----- DATASET ENTRIES -----

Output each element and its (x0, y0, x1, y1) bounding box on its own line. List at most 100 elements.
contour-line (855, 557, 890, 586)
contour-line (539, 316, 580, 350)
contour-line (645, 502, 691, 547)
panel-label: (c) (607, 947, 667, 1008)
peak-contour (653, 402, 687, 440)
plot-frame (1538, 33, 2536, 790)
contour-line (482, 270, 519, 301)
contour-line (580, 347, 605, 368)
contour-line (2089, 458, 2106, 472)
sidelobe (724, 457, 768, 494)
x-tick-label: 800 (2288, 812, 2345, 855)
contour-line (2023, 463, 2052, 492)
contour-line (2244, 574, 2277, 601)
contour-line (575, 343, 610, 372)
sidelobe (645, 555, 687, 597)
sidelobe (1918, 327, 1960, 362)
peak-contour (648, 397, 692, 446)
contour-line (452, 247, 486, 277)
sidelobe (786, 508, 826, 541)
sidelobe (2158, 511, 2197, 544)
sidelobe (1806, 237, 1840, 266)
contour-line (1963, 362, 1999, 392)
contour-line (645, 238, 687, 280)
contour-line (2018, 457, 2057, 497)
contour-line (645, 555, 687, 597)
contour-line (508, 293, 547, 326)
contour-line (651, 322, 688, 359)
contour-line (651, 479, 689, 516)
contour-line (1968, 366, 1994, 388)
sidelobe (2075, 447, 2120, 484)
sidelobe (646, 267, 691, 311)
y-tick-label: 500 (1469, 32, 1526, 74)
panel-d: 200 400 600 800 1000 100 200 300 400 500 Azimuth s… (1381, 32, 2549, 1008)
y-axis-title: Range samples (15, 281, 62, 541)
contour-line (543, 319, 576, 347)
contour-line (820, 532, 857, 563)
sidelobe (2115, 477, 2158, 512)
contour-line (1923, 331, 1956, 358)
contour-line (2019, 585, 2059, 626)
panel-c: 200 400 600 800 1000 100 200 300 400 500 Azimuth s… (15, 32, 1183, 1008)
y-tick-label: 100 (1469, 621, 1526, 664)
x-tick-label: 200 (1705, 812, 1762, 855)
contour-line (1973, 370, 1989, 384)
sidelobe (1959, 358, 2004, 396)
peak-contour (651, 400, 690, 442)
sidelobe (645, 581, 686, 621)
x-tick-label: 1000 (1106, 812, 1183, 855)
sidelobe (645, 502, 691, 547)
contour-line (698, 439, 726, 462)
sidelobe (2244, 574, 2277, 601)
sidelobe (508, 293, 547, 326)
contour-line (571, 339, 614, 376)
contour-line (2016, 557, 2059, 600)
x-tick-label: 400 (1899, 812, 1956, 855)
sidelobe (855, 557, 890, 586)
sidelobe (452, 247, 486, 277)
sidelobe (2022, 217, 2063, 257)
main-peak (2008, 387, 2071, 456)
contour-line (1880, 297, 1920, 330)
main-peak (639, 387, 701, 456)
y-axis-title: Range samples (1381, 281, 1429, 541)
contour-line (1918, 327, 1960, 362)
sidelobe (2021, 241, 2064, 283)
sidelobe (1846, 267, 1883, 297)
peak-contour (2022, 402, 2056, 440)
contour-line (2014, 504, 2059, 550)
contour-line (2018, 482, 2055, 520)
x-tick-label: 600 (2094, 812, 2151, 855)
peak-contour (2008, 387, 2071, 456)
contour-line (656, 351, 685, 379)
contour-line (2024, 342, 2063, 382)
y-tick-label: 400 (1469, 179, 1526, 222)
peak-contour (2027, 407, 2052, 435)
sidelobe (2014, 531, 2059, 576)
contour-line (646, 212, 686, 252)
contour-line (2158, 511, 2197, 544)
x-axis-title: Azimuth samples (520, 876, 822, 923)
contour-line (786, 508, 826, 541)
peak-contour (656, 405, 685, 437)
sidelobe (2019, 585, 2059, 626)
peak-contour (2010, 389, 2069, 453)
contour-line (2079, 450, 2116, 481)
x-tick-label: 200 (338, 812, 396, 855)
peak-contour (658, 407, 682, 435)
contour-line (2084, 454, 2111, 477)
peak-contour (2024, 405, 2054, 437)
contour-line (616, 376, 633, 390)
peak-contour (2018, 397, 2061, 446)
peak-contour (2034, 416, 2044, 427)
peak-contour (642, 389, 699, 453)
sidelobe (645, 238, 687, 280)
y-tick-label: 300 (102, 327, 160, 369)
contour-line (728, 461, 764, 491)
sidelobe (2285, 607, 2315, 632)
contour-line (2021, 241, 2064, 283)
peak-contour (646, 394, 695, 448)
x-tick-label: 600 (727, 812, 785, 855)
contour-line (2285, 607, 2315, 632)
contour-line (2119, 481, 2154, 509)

-----

REQUIRED TASK
Put the lines from the beginning of the items through the line that contains "peak-contour (653, 402, 687, 440)", including that line, into a JSON list of strings, with one string per line and no blank lines.

RESULT OF THIS EXERCISE
[
  "Output each element and its (x0, y0, x1, y1) bounding box on its own line. List at most 100 elements.",
  "contour-line (855, 557, 890, 586)",
  "contour-line (539, 316, 580, 350)",
  "contour-line (645, 502, 691, 547)",
  "panel-label: (c) (607, 947, 667, 1008)",
  "peak-contour (653, 402, 687, 440)"
]